Work to complete
Rewrite the listing from its first line up to and including the line with "v-migration-marker [501, 325, 513, 337]", changing every "h-migration-marker" to "horizontal-migration-marker" and leaving everything else as it is. Return only those lines.

# # # #

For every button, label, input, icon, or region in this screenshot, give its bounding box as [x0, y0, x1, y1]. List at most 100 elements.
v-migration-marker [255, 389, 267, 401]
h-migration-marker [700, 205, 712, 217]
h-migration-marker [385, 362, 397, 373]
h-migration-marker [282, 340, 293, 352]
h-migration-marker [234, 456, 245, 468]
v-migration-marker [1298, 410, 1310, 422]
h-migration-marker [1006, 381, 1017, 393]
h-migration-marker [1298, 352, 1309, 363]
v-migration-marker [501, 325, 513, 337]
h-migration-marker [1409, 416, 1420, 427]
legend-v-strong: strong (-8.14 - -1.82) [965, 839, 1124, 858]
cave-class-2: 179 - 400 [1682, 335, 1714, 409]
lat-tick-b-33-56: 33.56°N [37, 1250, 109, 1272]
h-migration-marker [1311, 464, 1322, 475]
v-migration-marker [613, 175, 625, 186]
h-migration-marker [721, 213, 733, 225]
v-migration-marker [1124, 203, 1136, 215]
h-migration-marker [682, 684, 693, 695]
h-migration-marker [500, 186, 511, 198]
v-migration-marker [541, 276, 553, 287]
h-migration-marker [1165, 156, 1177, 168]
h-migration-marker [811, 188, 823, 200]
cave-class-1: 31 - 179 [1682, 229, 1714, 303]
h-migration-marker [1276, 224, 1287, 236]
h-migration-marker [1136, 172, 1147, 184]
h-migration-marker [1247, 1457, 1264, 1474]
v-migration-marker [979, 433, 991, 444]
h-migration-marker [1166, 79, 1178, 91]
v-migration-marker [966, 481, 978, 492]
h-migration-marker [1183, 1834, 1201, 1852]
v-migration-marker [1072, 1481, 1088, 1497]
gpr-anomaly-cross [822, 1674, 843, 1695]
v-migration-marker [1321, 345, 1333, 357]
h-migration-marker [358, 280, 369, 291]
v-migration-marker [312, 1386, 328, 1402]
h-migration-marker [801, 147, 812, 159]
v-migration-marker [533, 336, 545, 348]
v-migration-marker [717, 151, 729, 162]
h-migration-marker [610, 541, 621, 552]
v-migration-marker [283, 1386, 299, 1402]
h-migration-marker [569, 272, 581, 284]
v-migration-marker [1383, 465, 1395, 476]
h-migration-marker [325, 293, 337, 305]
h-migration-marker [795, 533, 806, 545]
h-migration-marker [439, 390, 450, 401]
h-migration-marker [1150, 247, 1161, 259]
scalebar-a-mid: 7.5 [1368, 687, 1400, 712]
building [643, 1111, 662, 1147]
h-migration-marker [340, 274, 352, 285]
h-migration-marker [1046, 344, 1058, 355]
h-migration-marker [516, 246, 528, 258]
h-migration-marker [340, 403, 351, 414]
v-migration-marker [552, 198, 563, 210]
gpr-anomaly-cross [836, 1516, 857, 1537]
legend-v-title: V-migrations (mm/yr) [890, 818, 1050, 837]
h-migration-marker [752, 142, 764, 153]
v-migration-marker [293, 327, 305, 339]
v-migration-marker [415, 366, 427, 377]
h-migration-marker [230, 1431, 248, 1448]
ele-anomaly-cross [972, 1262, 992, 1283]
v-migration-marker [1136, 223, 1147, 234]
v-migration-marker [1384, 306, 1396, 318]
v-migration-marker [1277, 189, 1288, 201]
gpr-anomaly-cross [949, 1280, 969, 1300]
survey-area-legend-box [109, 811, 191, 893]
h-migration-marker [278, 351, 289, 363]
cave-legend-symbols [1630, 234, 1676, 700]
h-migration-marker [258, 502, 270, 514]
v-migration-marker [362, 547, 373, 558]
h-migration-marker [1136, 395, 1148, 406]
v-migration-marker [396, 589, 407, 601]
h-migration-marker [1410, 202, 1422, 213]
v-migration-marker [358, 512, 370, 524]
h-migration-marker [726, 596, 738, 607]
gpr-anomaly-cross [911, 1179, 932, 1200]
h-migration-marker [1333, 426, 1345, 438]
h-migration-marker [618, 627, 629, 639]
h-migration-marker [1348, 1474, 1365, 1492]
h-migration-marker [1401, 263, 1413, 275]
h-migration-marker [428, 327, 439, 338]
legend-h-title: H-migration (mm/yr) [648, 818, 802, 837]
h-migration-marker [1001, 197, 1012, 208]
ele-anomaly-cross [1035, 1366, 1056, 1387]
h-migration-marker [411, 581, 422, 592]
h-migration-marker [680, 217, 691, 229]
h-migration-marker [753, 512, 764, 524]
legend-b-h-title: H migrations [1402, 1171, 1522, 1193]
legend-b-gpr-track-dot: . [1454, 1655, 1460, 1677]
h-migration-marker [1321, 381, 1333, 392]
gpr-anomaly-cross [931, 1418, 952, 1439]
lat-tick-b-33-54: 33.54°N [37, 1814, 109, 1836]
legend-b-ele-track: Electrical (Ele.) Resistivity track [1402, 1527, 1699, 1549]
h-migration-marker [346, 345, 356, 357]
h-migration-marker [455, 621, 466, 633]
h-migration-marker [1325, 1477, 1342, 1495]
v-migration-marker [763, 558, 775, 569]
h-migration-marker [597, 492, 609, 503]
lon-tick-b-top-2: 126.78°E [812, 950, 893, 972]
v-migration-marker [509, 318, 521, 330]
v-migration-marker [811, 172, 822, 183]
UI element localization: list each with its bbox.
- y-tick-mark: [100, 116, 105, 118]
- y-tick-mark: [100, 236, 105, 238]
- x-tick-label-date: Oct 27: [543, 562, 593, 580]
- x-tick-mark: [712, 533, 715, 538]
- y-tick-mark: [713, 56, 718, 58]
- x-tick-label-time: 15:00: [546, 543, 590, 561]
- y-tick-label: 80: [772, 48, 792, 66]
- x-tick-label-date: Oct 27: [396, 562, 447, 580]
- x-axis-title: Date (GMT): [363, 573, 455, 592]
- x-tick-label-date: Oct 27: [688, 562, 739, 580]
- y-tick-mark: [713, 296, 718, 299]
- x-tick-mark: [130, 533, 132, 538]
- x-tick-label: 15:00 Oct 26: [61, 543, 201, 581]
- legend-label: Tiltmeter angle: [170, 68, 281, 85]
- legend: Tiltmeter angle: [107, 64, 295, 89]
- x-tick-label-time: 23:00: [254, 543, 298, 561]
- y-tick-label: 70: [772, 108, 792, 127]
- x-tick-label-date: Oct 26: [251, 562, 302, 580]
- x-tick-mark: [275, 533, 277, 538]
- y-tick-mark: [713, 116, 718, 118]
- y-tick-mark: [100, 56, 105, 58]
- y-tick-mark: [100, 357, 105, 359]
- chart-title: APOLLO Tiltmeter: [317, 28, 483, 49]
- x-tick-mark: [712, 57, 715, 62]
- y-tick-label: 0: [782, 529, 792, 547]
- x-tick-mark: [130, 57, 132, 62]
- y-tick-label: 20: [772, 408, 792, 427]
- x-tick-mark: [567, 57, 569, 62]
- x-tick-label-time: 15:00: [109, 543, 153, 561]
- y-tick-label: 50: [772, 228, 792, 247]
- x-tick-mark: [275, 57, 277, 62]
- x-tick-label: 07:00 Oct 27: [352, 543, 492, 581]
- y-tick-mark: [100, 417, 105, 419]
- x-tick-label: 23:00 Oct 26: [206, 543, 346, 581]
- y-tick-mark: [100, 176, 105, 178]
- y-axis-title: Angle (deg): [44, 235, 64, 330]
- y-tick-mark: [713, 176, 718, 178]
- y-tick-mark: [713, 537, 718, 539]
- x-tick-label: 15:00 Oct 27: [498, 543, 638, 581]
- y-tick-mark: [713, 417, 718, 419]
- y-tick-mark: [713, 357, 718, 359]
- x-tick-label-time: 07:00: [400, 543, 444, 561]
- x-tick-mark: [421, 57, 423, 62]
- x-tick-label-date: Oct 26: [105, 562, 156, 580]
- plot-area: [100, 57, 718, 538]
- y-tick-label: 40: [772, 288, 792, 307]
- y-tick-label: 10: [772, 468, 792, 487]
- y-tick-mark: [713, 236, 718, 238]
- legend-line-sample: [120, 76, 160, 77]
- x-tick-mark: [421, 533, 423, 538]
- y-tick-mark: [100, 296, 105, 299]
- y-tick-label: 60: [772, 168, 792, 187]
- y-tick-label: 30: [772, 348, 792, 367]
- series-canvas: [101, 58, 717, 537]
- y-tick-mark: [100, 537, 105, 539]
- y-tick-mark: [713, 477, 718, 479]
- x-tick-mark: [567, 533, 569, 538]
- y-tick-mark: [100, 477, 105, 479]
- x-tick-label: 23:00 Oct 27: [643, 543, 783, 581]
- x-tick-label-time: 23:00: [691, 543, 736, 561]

# # # #

Answer to this task
For every button, label, input, icon, or region in this screenshot, give its bounding box as [x0, y0, x1, y1]. List at most 100 elements.
v-migration-marker [255, 389, 267, 401]
horizontal-migration-marker [700, 205, 712, 217]
horizontal-migration-marker [385, 362, 397, 373]
horizontal-migration-marker [282, 340, 293, 352]
horizontal-migration-marker [234, 456, 245, 468]
v-migration-marker [1298, 410, 1310, 422]
horizontal-migration-marker [1006, 381, 1017, 393]
horizontal-migration-marker [1298, 352, 1309, 363]
v-migration-marker [501, 325, 513, 337]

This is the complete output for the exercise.